→ Exercise task: Omit all images, then return the remaining material exactly as it stands.

→ Record extracts:
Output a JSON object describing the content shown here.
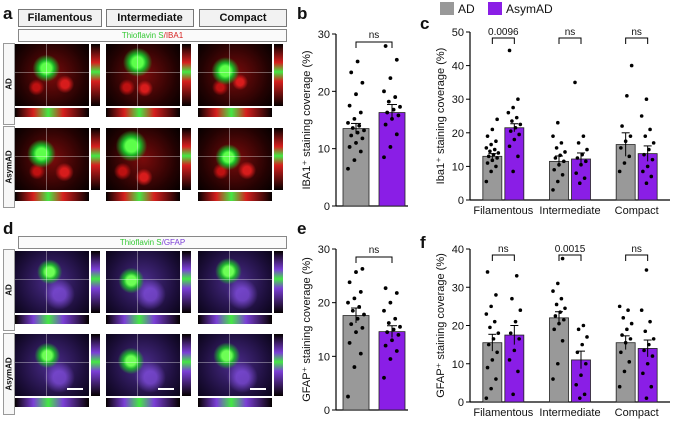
{
  "panel_labels": {
    "a": "a",
    "b": "b",
    "c": "c",
    "d": "d",
    "e": "e",
    "f": "f"
  },
  "columns": [
    "Filamentous",
    "Intermediate",
    "Compact"
  ],
  "rows": [
    "AD",
    "AsymAD"
  ],
  "stain_top": {
    "part1": "Thioflavin S",
    "part2": "/IBA1"
  },
  "stain_bottom": {
    "part1": "Thioflavin S",
    "part2": "/GFAP"
  },
  "legend": [
    {
      "label": "AD",
      "color": "#999999"
    },
    {
      "label": "AsymAD",
      "color": "#8a1ee6"
    }
  ],
  "colors": {
    "ad": "#999999",
    "asym": "#8a1ee6",
    "red_stain": "#d6201e",
    "green_stain": "#37e33a",
    "purple_stain": "#7b3fd6"
  },
  "chart_data": [
    {
      "id": "b",
      "type": "bar",
      "categories": [
        "AD",
        "AsymAD"
      ],
      "values": [
        13.5,
        16.3
      ],
      "errors": [
        0.9,
        1.4
      ],
      "ylabel": "IBA1⁺ staining coverage (%)",
      "ylim": [
        0,
        30
      ],
      "yticks": [
        0,
        10,
        20,
        30
      ],
      "significance": [
        {
          "label": "ns"
        }
      ],
      "points": [
        [
          6.5,
          8,
          9.5,
          10.3,
          11,
          11.8,
          12.3,
          12.8,
          13.2,
          13.6,
          14,
          14.5,
          15.2,
          16.3,
          17.5,
          19.5,
          21.5,
          23.3,
          25.2
        ],
        [
          8.5,
          10.3,
          12.5,
          14.2,
          15.2,
          15.8,
          16.3,
          16.8,
          17.3,
          18.2,
          19,
          20,
          22.3,
          25.5,
          27.9
        ]
      ]
    },
    {
      "id": "c",
      "type": "bar",
      "categories": [
        "Filamentous",
        "Intermediate",
        "Compact"
      ],
      "series": [
        {
          "name": "AD",
          "values": [
            13,
            11.5,
            16.5
          ]
        },
        {
          "name": "AsymAD",
          "values": [
            21.5,
            12.2,
            13.8
          ]
        }
      ],
      "errors": [
        [
          0.8,
          1.2
        ],
        [
          1.6,
          1.8
        ],
        [
          3.5,
          2.3
        ]
      ],
      "ylabel": "Iba1⁺ staining coverage (%)",
      "ylim": [
        0,
        50
      ],
      "yticks": [
        0,
        10,
        20,
        30,
        40,
        50
      ],
      "significance": [
        {
          "label": "0.0096"
        },
        {
          "label": "ns"
        },
        {
          "label": "ns"
        }
      ],
      "points": [
        [
          [
            5.5,
            8.5,
            10,
            11,
            11.8,
            12.5,
            13,
            13.5,
            14,
            14.5,
            15,
            15.5,
            16.5,
            17.5,
            19,
            21,
            24
          ],
          [
            8.5,
            13,
            16,
            18,
            19.5,
            20.5,
            21.5,
            22.5,
            23.5,
            24.5,
            26,
            27.5,
            30,
            44.5
          ]
        ],
        [
          [
            3,
            5.5,
            7.5,
            9,
            10.5,
            11.5,
            12.5,
            13.3,
            14.3,
            15.5,
            17,
            19,
            23
          ],
          [
            5,
            6.5,
            8,
            10.5,
            11.5,
            12.5,
            13.5,
            15,
            17,
            19,
            35
          ]
        ],
        [
          [
            8.5,
            11,
            13,
            15.5,
            17.5,
            19,
            22,
            31,
            40
          ],
          [
            5,
            7,
            8.5,
            10,
            12,
            13.5,
            15,
            17,
            19,
            21,
            25,
            30
          ]
        ]
      ]
    },
    {
      "id": "e",
      "type": "bar",
      "categories": [
        "AD",
        "AsymAD"
      ],
      "values": [
        17.6,
        14.6
      ],
      "errors": [
        1.4,
        1.1
      ],
      "ylabel": "GFAP⁺ staining coverage (%)",
      "ylim": [
        0,
        30
      ],
      "yticks": [
        0,
        10,
        20,
        30
      ],
      "significance": [
        {
          "label": "ns"
        }
      ],
      "points": [
        [
          2.5,
          8,
          10.5,
          12.5,
          14.5,
          15.3,
          16,
          17,
          17.8,
          18.5,
          19.2,
          20,
          20.8,
          22,
          23.8,
          25.7,
          26.3
        ],
        [
          6,
          9.5,
          11,
          12,
          13,
          14,
          14.5,
          15,
          15.5,
          16.2,
          17,
          18.5,
          20,
          21.8,
          22.7
        ]
      ]
    },
    {
      "id": "f",
      "type": "bar",
      "categories": [
        "Filamentous",
        "Intermediate",
        "Compact"
      ],
      "series": [
        {
          "name": "AD",
          "values": [
            15.5,
            22,
            15.5
          ]
        },
        {
          "name": "AsymAD",
          "values": [
            17.5,
            11,
            14
          ]
        }
      ],
      "errors": [
        [
          2.2,
          2.5
        ],
        [
          1.6,
          2.3
        ],
        [
          1.8,
          2.2
        ]
      ],
      "ylabel": "GFAP⁺ staining coverage (%)",
      "ylim": [
        0,
        40
      ],
      "yticks": [
        0,
        10,
        20,
        30,
        40
      ],
      "significance": [
        {
          "label": "ns"
        },
        {
          "label": "0.0015"
        },
        {
          "label": "ns"
        }
      ],
      "points": [
        [
          [
            1,
            3.5,
            6,
            9,
            11,
            13,
            15,
            16.5,
            18,
            19.5,
            21,
            23,
            25,
            28,
            34
          ],
          [
            2,
            8,
            11,
            13.5,
            16.5,
            18,
            21,
            24,
            27,
            33
          ]
        ],
        [
          [
            6,
            10,
            16,
            19,
            20.5,
            21.5,
            22.5,
            23.5,
            24.5,
            25.5,
            27,
            29,
            31,
            37.5
          ],
          [
            1,
            2,
            4.5,
            7,
            10,
            13,
            15,
            17,
            19,
            20
          ]
        ],
        [
          [
            4,
            8,
            10.5,
            13,
            15.5,
            16.5,
            17.5,
            19,
            20.5,
            22,
            24,
            25
          ],
          [
            1,
            4,
            7.5,
            10,
            12,
            13.5,
            15,
            16.5,
            18.5,
            21,
            24,
            34.5
          ]
        ]
      ]
    }
  ]
}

→ Task answer:
Output a JSON object describing the content shown here.
{
  "panel_labels": {
    "a": "a",
    "b": "b",
    "c": "c",
    "d": "d",
    "e": "e",
    "f": "f"
  },
  "columns": [
    "Filamentous",
    "Intermediate",
    "Compact"
  ],
  "rows": [
    "AD",
    "AsymAD"
  ],
  "stain_top": {
    "part1": "Thioflavin S",
    "part2": "/IBA1"
  },
  "stain_bottom": {
    "part1": "Thioflavin S",
    "part2": "/GFAP"
  },
  "legend": [
    {
      "label": "AD",
      "color": "#999999"
    },
    {
      "label": "AsymAD",
      "color": "#8a1ee6"
    }
  ],
  "colors": {
    "ad": "#999999",
    "asym": "#8a1ee6",
    "red_stain": "#d6201e",
    "green_stain": "#37e33a",
    "purple_stain": "#7b3fd6"
  },
  "chart_data": [
    {
      "id": "b",
      "type": "bar",
      "categories": [
        "AD",
        "AsymAD"
      ],
      "values": [
        13.5,
        16.3
      ],
      "errors": [
        0.9,
        1.4
      ],
      "ylabel": "IBA1⁺ staining coverage (%)",
      "ylim": [
        0,
        30
      ],
      "yticks": [
        0,
        10,
        20,
        30
      ],
      "significance": [
        {
          "label": "ns"
        }
      ],
      "points": [
        [
          6.5,
          8,
          9.5,
          10.3,
          11,
          11.8,
          12.3,
          12.8,
          13.2,
          13.6,
          14,
          14.5,
          15.2,
          16.3,
          17.5,
          19.5,
          21.5,
          23.3,
          25.2
        ],
        [
          8.5,
          10.3,
          12.5,
          14.2,
          15.2,
          15.8,
          16.3,
          16.8,
          17.3,
          18.2,
          19,
          20,
          22.3,
          25.5,
          27.9
        ]
      ]
    },
    {
      "id": "c",
      "type": "bar",
      "categories": [
        "Filamentous",
        "Intermediate",
        "Compact"
      ],
      "series": [
        {
          "name": "AD",
          "values": [
            13,
            11.5,
            16.5
          ]
        },
        {
          "name": "AsymAD",
          "values": [
            21.5,
            12.2,
            13.8
          ]
        }
      ],
      "errors": [
        [
          0.8,
          1.2
        ],
        [
          1.6,
          1.8
        ],
        [
          3.5,
          2.3
        ]
      ],
      "ylabel": "Iba1⁺ staining coverage (%)",
      "ylim": [
        0,
        50
      ],
      "yticks": [
        0,
        10,
        20,
        30,
        40,
        50
      ],
      "significance": [
        {
          "label": "0.0096"
        },
        {
          "label": "ns"
        },
        {
          "label": "ns"
        }
      ],
      "points": [
        [
          [
            5.5,
            8.5,
            10,
            11,
            11.8,
            12.5,
            13,
            13.5,
            14,
            14.5,
            15,
            15.5,
            16.5,
            17.5,
            19,
            21,
            24
          ],
          [
            8.5,
            13,
            16,
            18,
            19.5,
            20.5,
            21.5,
            22.5,
            23.5,
            24.5,
            26,
            27.5,
            30,
            44.5
          ]
        ],
        [
          [
            3,
            5.5,
            7.5,
            9,
            10.5,
            11.5,
            12.5,
            13.3,
            14.3,
            15.5,
            17,
            19,
            23
          ],
          [
            5,
            6.5,
            8,
            10.5,
            11.5,
            12.5,
            13.5,
            15,
            17,
            19,
            35
          ]
        ],
        [
          [
            8.5,
            11,
            13,
            15.5,
            17.5,
            19,
            22,
            31,
            40
          ],
          [
            5,
            7,
            8.5,
            10,
            12,
            13.5,
            15,
            17,
            19,
            21,
            25,
            30
          ]
        ]
      ]
    },
    {
      "id": "e",
      "type": "bar",
      "categories": [
        "AD",
        "AsymAD"
      ],
      "values": [
        17.6,
        14.6
      ],
      "errors": [
        1.4,
        1.1
      ],
      "ylabel": "GFAP⁺ staining coverage (%)",
      "ylim": [
        0,
        30
      ],
      "yticks": [
        0,
        10,
        20,
        30
      ],
      "significance": [
        {
          "label": "ns"
        }
      ],
      "points": [
        [
          2.5,
          8,
          10.5,
          12.5,
          14.5,
          15.3,
          16,
          17,
          17.8,
          18.5,
          19.2,
          20,
          20.8,
          22,
          23.8,
          25.7,
          26.3
        ],
        [
          6,
          9.5,
          11,
          12,
          13,
          14,
          14.5,
          15,
          15.5,
          16.2,
          17,
          18.5,
          20,
          21.8,
          22.7
        ]
      ]
    },
    {
      "id": "f",
      "type": "bar",
      "categories": [
        "Filamentous",
        "Intermediate",
        "Compact"
      ],
      "series": [
        {
          "name": "AD",
          "values": [
            15.5,
            22,
            15.5
          ]
        },
        {
          "name": "AsymAD",
          "values": [
            17.5,
            11,
            14
          ]
        }
      ],
      "errors": [
        [
          2.2,
          2.5
        ],
        [
          1.6,
          2.3
        ],
        [
          1.8,
          2.2
        ]
      ],
      "ylabel": "GFAP⁺ staining coverage (%)",
      "ylim": [
        0,
        40
      ],
      "yticks": [
        0,
        10,
        20,
        30,
        40
      ],
      "significance": [
        {
          "label": "ns"
        },
        {
          "label": "0.0015"
        },
        {
          "label": "ns"
        }
      ],
      "points": [
        [
          [
            1,
            3.5,
            6,
            9,
            11,
            13,
            15,
            16.5,
            18,
            19.5,
            21,
            23,
            25,
            28,
            34
          ],
          [
            2,
            8,
            11,
            13.5,
            16.5,
            18,
            21,
            24,
            27,
            33
          ]
        ],
        [
          [
            6,
            10,
            16,
            19,
            20.5,
            21.5,
            22.5,
            23.5,
            24.5,
            25.5,
            27,
            29,
            31,
            37.5
          ],
          [
            1,
            2,
            4.5,
            7,
            10,
            13,
            15,
            17,
            19,
            20
          ]
        ],
        [
          [
            4,
            8,
            10.5,
            13,
            15.5,
            16.5,
            17.5,
            19,
            20.5,
            22,
            24,
            25
          ],
          [
            1,
            4,
            7.5,
            10,
            12,
            13.5,
            15,
            16.5,
            18.5,
            21,
            24,
            34.5
          ]
        ]
      ]
    }
  ]
}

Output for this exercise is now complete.